» **WORK TO DO**: Copy nothing but the text: repeat each entry exactly and drop the images.

Collected data
= = = = = = =

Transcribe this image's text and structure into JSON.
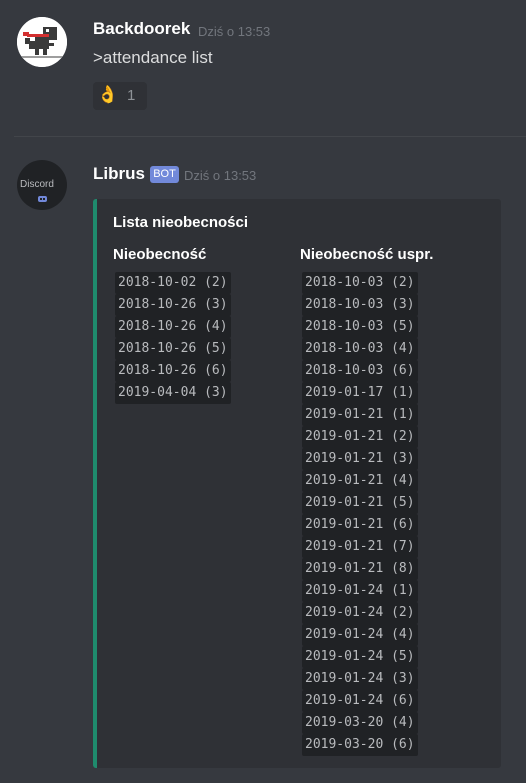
{
  "messages": [
    {
      "author": "Backdoorek",
      "timestamp": "Dziś o 13:53",
      "content": ">attendance list",
      "reaction": {
        "emoji": "👌",
        "count": "1"
      }
    },
    {
      "author": "Librus",
      "badge": "BOT",
      "timestamp": "Dziś o 13:53",
      "avatar_text": "Discord",
      "embed": {
        "title": "Lista nieobecności",
        "accent_color": "#1f8b6d",
        "fields": [
          {
            "name": "Nieobecność",
            "values": [
              "2018-10-02 (2)",
              "2018-10-26 (3)",
              "2018-10-26 (4)",
              "2018-10-26 (5)",
              "2018-10-26 (6)",
              "2019-04-04 (3)"
            ]
          },
          {
            "name": "Nieobecność uspr.",
            "values": [
              "2018-10-03 (2)",
              "2018-10-03 (3)",
              "2018-10-03 (5)",
              "2018-10-03 (4)",
              "2018-10-03 (6)",
              "2019-01-17 (1)",
              "2019-01-21 (1)",
              "2019-01-21 (2)",
              "2019-01-21 (3)",
              "2019-01-21 (4)",
              "2019-01-21 (5)",
              "2019-01-21 (6)",
              "2019-01-21 (7)",
              "2019-01-21 (8)",
              "2019-01-24 (1)",
              "2019-01-24 (2)",
              "2019-01-24 (4)",
              "2019-01-24 (5)",
              "2019-01-24 (3)",
              "2019-01-24 (6)",
              "2019-03-20 (4)",
              "2019-03-20 (6)"
            ]
          }
        ]
      }
    }
  ]
}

= = = = = = =

» **TASK OUTPUT**:
Transcribe this image's text and structure into JSON.
{
  "messages": [
    {
      "author": "Backdoorek",
      "timestamp": "Dziś o 13:53",
      "content": ">attendance list",
      "reaction": {
        "emoji": "👌",
        "count": "1"
      }
    },
    {
      "author": "Librus",
      "badge": "BOT",
      "timestamp": "Dziś o 13:53",
      "avatar_text": "Discord",
      "embed": {
        "title": "Lista nieobecności",
        "accent_color": "#1f8b6d",
        "fields": [
          {
            "name": "Nieobecność",
            "values": [
              "2018-10-02 (2)",
              "2018-10-26 (3)",
              "2018-10-26 (4)",
              "2018-10-26 (5)",
              "2018-10-26 (6)",
              "2019-04-04 (3)"
            ]
          },
          {
            "name": "Nieobecność uspr.",
            "values": [
              "2018-10-03 (2)",
              "2018-10-03 (3)",
              "2018-10-03 (5)",
              "2018-10-03 (4)",
              "2018-10-03 (6)",
              "2019-01-17 (1)",
              "2019-01-21 (1)",
              "2019-01-21 (2)",
              "2019-01-21 (3)",
              "2019-01-21 (4)",
              "2019-01-21 (5)",
              "2019-01-21 (6)",
              "2019-01-21 (7)",
              "2019-01-21 (8)",
              "2019-01-24 (1)",
              "2019-01-24 (2)",
              "2019-01-24 (4)",
              "2019-01-24 (5)",
              "2019-01-24 (3)",
              "2019-01-24 (6)",
              "2019-03-20 (4)",
              "2019-03-20 (6)"
            ]
          }
        ]
      }
    }
  ]
}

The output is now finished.